• What is needed
Give the number of lines in the records below that include "text", and nothing more.

——

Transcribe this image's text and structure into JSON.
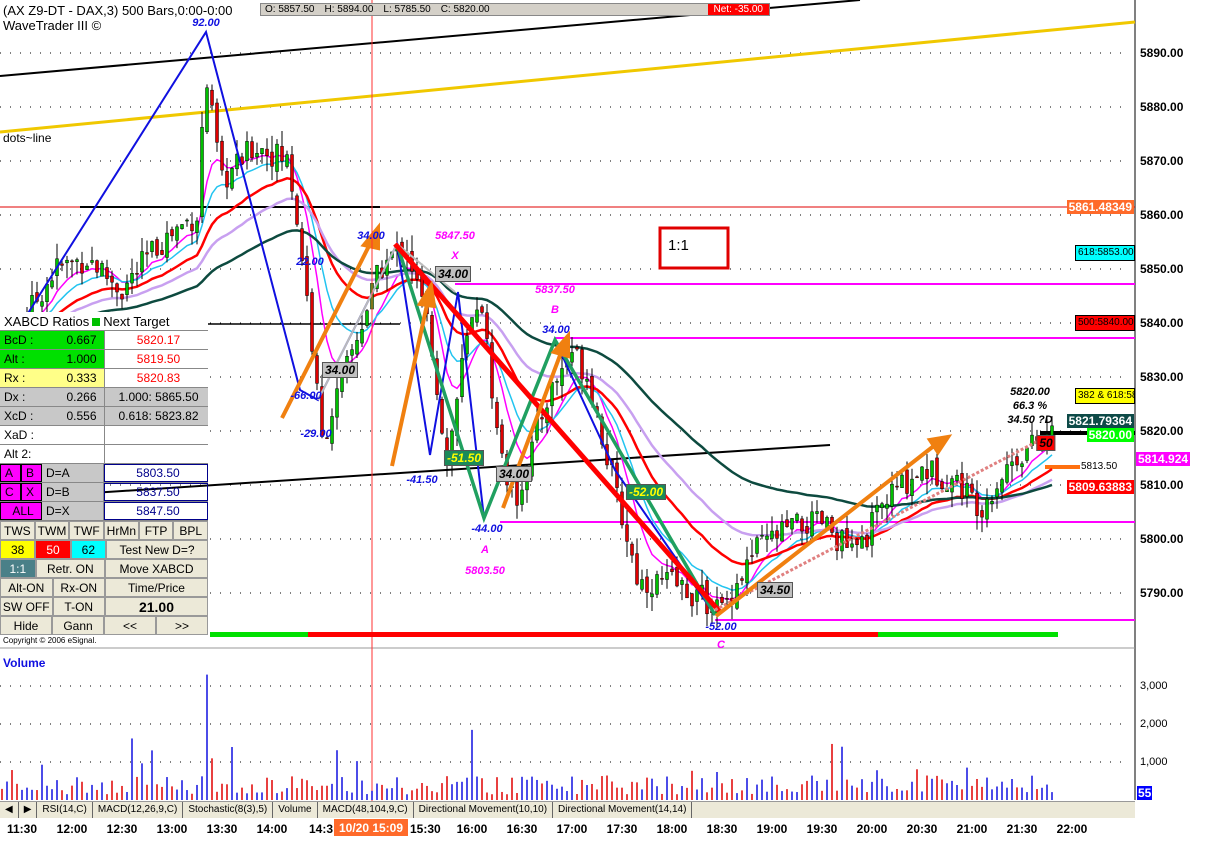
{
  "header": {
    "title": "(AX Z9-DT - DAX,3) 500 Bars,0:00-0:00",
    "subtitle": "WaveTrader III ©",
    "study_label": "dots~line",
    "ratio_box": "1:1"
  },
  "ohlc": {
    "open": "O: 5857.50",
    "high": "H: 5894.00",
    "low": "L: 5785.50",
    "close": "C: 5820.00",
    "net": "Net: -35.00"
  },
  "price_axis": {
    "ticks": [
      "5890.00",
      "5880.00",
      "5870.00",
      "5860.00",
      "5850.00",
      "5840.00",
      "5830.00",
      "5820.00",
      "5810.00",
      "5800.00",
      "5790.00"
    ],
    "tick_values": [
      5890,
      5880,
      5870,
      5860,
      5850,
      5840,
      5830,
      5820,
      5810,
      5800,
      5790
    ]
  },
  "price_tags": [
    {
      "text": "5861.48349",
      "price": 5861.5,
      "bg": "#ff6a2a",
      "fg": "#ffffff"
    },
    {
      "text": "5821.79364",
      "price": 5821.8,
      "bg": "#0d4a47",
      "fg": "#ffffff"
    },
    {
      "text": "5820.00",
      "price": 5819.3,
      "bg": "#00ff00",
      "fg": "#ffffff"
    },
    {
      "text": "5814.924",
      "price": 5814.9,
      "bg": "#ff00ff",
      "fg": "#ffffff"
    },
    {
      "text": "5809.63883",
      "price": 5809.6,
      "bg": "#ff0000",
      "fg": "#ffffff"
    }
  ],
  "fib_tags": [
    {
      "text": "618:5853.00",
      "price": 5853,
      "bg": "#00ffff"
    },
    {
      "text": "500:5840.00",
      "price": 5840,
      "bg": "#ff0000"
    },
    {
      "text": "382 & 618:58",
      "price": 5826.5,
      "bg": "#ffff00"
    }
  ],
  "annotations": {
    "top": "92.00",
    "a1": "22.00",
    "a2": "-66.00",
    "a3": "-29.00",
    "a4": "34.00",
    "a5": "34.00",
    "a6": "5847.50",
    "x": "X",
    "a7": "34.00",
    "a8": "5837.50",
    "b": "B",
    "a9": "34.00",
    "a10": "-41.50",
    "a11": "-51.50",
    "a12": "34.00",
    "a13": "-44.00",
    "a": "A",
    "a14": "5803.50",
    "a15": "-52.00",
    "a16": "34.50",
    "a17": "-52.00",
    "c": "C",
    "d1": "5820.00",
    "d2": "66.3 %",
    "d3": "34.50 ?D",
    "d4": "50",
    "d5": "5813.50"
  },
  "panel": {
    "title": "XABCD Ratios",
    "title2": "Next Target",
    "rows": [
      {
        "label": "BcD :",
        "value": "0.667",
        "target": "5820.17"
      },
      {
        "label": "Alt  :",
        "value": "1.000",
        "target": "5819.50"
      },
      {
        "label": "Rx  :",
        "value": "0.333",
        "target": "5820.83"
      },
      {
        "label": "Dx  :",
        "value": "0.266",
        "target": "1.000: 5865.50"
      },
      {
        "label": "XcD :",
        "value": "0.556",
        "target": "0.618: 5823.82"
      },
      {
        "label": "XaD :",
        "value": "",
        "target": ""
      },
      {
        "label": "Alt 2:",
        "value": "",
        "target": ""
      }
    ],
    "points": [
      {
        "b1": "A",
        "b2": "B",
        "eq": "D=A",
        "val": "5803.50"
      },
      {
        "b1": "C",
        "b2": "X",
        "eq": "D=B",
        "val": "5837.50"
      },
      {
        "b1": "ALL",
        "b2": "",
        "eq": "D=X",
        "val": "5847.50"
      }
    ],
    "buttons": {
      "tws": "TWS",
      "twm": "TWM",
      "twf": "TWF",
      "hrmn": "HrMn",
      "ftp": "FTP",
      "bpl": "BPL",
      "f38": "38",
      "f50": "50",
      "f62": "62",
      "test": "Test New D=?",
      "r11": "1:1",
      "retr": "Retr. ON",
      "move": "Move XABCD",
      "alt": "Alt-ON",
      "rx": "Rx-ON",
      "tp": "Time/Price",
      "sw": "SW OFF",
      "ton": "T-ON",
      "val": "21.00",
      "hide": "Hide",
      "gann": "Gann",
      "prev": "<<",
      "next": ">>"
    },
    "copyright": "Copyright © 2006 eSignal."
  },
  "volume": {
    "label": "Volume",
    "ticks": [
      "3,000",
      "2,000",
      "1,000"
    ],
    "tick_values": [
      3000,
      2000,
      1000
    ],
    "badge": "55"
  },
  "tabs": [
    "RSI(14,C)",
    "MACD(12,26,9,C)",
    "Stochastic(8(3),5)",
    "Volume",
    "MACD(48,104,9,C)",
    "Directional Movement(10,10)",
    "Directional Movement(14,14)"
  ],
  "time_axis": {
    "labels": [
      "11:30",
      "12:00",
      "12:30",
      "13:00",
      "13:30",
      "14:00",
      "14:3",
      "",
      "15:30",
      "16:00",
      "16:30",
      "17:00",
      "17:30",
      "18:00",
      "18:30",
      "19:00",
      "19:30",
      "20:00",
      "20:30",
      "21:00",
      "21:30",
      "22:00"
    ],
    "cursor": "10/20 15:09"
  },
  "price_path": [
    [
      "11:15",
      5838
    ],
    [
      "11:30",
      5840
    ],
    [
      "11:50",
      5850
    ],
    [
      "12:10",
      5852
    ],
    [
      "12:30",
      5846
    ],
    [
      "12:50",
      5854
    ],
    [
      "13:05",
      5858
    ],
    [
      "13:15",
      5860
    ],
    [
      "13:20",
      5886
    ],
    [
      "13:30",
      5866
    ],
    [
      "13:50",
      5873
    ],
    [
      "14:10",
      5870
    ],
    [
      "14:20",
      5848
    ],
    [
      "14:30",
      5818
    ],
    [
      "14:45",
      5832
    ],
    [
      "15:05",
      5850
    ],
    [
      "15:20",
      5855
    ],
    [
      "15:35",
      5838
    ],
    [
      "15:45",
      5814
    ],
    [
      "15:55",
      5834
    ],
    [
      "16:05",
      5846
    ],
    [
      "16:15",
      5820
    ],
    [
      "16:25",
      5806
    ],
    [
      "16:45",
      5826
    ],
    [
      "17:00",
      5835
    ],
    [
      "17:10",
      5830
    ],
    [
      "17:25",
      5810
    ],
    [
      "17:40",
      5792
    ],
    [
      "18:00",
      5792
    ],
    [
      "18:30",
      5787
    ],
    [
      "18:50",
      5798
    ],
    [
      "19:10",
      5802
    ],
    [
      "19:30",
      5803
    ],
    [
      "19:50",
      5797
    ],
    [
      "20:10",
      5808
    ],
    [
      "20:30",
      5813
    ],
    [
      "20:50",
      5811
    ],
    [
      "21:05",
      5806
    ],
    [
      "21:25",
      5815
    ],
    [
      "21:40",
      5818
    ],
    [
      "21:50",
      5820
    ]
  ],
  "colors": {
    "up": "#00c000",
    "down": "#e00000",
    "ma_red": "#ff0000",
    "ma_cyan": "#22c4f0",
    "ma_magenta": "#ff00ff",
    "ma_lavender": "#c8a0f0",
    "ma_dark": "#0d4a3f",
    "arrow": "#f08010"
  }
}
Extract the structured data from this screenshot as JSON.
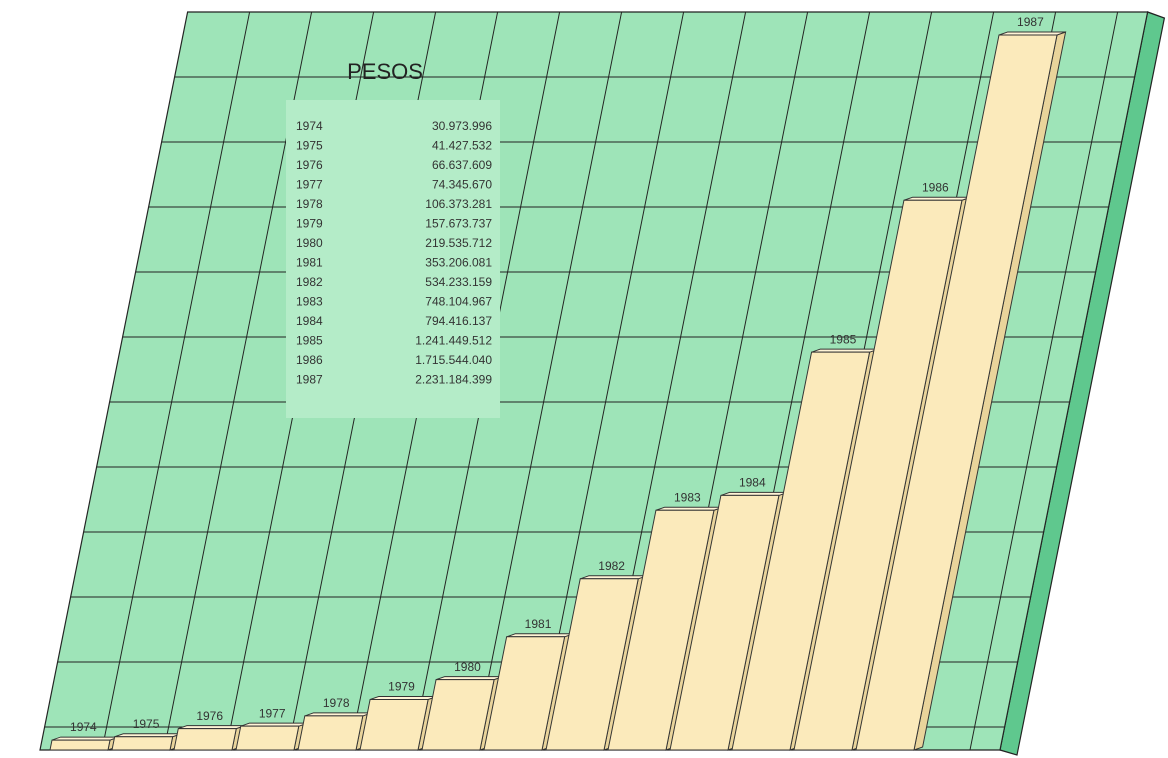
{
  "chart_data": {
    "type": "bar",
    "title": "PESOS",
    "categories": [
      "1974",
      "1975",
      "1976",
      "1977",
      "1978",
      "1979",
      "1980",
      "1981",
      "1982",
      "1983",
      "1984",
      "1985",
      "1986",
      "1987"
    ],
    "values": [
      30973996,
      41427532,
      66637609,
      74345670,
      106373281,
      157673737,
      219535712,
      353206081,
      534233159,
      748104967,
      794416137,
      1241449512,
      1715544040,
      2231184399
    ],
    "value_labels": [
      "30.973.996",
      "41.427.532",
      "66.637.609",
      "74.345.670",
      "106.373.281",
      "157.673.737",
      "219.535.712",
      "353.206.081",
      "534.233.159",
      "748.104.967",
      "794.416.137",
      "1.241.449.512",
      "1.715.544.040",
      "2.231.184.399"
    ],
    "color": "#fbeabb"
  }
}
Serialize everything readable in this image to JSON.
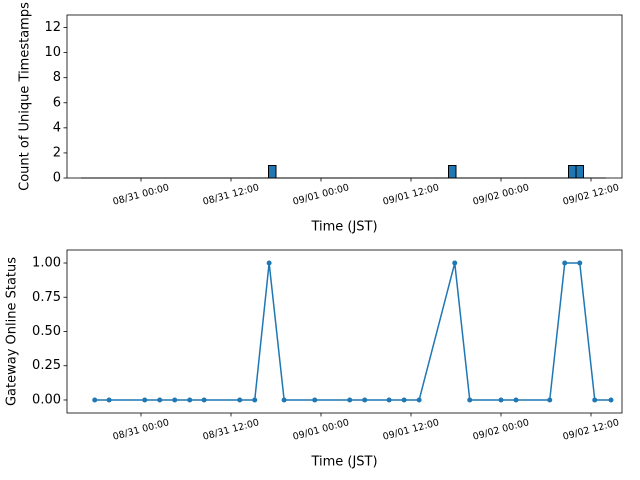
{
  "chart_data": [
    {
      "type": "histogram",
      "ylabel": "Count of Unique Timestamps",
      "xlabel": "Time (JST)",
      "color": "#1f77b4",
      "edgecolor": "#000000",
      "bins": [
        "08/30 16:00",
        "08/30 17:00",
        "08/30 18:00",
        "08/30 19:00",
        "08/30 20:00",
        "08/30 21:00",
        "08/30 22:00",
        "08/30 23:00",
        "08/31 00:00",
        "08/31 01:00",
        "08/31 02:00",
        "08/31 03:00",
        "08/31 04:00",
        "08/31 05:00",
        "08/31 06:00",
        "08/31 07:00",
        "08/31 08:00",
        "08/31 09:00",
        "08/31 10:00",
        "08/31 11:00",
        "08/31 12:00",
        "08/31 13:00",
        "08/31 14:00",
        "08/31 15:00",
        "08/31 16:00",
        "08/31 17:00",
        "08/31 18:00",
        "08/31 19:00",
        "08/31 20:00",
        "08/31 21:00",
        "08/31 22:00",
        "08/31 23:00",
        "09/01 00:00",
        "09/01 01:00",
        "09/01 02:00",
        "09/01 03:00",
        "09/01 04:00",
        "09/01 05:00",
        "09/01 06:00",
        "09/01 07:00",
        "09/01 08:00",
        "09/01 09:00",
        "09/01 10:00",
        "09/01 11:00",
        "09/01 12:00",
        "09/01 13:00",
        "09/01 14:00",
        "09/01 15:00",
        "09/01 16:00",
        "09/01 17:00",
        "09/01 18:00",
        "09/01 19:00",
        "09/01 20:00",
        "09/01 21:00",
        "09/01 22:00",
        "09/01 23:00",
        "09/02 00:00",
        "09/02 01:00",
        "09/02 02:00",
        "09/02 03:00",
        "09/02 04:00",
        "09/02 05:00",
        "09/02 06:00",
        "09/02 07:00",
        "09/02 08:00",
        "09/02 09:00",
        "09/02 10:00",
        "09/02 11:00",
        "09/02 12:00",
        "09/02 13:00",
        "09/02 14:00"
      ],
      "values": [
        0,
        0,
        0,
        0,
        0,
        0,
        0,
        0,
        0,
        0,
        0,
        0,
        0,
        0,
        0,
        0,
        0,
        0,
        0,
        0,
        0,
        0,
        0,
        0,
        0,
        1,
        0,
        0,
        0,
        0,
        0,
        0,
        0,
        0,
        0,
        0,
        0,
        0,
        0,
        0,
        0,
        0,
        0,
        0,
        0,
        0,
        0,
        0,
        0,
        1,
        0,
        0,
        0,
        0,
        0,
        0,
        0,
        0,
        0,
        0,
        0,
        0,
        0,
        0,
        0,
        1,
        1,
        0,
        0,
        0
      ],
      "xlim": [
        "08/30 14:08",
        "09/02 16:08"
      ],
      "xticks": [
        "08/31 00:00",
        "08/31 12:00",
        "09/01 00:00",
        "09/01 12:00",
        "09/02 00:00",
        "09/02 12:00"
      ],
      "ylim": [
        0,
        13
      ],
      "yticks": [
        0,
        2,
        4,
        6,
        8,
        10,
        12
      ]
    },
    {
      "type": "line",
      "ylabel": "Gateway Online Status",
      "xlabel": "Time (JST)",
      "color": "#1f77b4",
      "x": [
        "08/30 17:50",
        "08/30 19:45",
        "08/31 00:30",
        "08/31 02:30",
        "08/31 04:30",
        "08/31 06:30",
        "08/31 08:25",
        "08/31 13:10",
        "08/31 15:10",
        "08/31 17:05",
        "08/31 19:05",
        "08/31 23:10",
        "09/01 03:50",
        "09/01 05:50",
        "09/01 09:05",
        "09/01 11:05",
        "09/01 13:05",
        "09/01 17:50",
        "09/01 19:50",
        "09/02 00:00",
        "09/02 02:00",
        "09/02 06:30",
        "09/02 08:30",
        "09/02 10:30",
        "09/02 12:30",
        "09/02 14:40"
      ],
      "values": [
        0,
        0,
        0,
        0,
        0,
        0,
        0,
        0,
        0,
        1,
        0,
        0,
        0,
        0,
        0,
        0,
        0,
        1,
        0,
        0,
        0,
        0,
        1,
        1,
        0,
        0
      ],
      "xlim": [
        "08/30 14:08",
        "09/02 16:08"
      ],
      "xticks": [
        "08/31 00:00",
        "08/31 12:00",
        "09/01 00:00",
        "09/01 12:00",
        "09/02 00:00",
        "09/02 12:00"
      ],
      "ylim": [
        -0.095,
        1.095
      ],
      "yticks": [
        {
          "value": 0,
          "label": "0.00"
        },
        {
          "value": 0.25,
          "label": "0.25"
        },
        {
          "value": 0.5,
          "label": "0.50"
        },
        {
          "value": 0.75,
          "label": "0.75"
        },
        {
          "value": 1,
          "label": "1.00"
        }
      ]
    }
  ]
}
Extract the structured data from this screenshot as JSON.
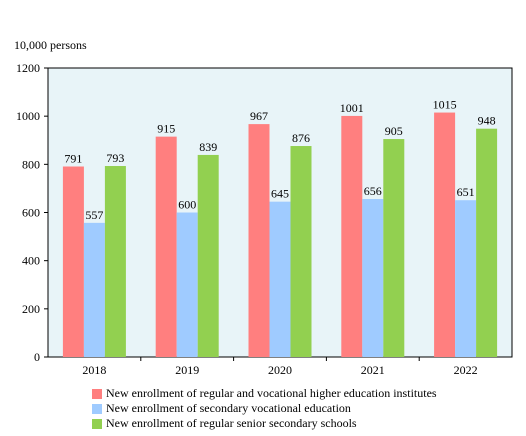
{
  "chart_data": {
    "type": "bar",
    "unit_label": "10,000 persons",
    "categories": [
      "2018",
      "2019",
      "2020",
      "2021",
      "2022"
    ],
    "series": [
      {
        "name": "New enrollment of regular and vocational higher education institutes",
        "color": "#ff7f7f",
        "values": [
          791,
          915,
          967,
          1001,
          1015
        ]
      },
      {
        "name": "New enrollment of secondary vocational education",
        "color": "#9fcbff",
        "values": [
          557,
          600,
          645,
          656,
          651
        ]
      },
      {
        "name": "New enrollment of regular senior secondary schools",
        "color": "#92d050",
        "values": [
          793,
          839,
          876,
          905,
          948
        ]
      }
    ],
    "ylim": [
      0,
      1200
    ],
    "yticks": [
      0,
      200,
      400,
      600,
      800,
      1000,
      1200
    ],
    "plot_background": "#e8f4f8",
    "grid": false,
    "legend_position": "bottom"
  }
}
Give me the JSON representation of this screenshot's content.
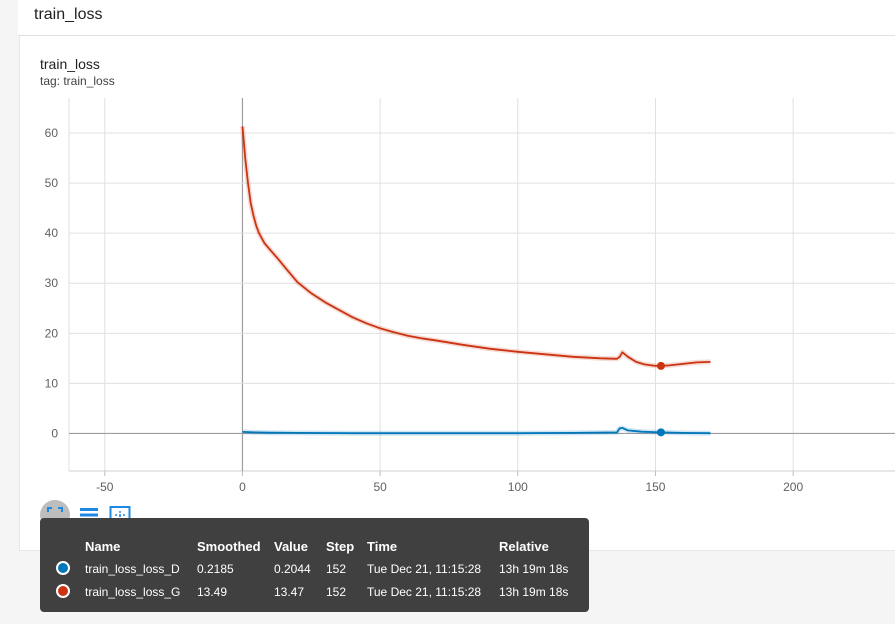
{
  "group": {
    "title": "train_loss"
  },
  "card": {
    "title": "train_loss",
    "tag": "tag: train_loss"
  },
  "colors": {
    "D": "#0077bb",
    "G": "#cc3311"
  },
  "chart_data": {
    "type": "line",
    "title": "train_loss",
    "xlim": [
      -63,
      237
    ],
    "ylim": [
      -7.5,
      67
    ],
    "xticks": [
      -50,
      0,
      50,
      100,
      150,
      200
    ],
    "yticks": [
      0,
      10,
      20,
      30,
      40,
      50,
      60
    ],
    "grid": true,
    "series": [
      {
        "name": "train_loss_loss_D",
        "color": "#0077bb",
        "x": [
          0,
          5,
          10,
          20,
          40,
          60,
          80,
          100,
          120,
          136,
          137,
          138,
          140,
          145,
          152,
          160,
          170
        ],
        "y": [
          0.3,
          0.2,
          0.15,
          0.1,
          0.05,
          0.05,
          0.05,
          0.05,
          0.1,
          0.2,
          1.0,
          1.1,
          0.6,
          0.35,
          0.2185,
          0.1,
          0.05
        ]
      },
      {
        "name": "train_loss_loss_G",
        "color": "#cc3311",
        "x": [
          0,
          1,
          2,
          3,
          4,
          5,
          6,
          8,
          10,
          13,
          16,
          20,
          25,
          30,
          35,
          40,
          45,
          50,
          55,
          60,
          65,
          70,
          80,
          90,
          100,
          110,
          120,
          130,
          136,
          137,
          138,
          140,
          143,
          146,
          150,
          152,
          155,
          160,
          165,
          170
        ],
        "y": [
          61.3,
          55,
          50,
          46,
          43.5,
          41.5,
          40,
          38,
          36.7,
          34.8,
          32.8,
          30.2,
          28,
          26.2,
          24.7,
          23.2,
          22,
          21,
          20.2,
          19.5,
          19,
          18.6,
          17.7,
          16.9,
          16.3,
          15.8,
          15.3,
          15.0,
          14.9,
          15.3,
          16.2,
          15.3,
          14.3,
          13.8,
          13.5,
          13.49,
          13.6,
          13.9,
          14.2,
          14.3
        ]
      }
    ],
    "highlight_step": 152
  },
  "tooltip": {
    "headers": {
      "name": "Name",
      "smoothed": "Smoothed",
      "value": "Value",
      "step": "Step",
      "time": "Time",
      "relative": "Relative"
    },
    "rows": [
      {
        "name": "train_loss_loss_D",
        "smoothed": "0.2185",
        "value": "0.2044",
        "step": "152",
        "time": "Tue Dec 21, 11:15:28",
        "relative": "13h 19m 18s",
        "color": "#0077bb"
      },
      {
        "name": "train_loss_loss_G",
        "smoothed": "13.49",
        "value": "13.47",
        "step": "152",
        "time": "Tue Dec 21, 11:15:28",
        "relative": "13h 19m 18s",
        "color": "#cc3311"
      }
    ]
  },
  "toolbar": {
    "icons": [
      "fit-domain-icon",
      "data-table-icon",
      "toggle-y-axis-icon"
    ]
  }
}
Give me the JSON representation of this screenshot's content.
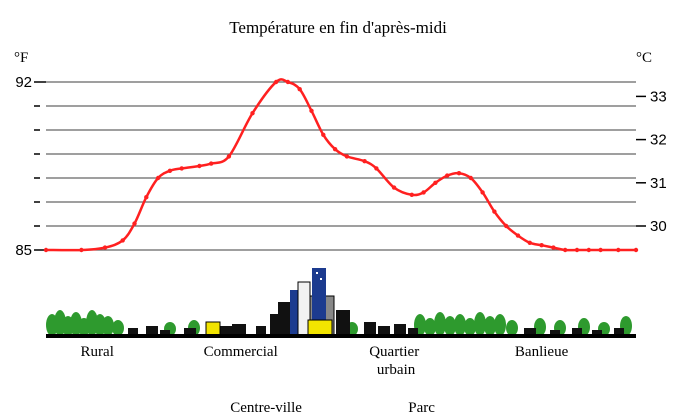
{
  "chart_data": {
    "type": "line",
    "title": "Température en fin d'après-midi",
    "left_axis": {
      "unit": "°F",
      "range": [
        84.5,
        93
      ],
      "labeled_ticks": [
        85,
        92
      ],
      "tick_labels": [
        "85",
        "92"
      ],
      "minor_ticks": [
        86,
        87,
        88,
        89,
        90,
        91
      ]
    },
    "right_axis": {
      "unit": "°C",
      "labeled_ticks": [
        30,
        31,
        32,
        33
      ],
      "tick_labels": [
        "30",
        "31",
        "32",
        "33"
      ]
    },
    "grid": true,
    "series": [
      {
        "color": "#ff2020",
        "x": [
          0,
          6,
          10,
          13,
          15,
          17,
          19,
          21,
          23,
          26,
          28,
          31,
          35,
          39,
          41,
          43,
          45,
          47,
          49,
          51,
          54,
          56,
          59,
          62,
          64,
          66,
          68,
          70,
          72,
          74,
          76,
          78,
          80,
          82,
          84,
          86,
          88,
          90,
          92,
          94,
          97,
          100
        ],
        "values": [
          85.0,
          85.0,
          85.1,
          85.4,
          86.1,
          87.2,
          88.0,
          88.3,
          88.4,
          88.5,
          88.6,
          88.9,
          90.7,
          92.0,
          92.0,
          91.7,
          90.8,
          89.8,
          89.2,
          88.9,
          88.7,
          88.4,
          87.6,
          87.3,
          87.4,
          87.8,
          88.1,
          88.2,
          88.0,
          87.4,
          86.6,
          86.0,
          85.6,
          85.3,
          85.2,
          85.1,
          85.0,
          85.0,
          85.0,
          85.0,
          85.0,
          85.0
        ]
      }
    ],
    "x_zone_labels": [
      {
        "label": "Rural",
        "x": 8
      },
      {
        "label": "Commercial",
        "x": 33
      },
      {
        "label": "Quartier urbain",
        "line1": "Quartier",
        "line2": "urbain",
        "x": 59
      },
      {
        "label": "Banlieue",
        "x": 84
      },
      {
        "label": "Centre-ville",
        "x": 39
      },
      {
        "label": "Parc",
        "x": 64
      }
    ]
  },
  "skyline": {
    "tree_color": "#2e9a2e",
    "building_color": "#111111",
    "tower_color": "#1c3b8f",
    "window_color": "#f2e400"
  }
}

——

• Written solution
9